- Problem to solve
Search the material for the string "level", then return every line where it is found.

- Records provided
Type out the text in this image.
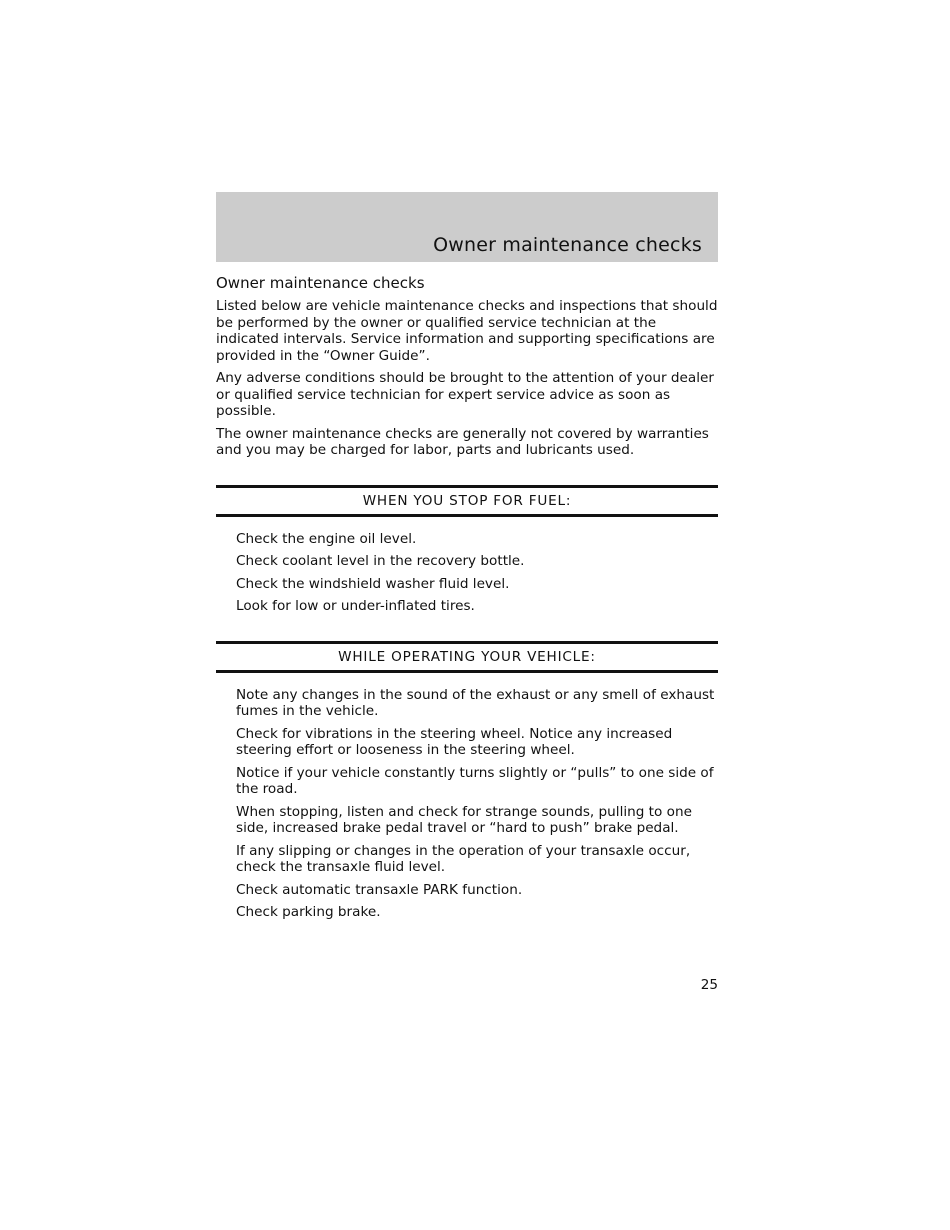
Owner maintenance checks
Owner maintenance checks

Listed below are vehicle maintenance checks and inspections that should be performed by the owner or qualified service technician at the indicated intervals. Service information and supporting specifications are provided in the “Owner Guide”.

Any adverse conditions should be brought to the attention of your dealer or qualified service technician for expert service advice as soon as possible.

The owner maintenance checks are generally not covered by warranties and you may be charged for labor, parts and lubricants used.

WHEN YOU STOP FOR FUEL:
Check the engine oil level.
Check coolant level in the recovery bottle.
Check the windshield washer fluid level.
Look for low or under-inflated tires.
WHILE OPERATING YOUR VEHICLE:
Note any changes in the sound of the exhaust or any smell of exhaust fumes in the vehicle.
Check for vibrations in the steering wheel. Notice any increased steering effort or looseness in the steering wheel.
Notice if your vehicle constantly turns slightly or “pulls” to one side of the road.
When stopping, listen and check for strange sounds, pulling to one side, increased brake pedal travel or “hard to push” brake pedal.
If any slipping or changes in the operation of your transaxle occur, check the transaxle fluid level.
Check automatic transaxle PARK function.
Check parking brake.
25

- Written solution
Check the engine oil level.
Check coolant level in the recovery bottle.
Check the windshield washer fluid level.
If any slipping or changes in the operation of your transaxle occur, check the transaxle fluid level.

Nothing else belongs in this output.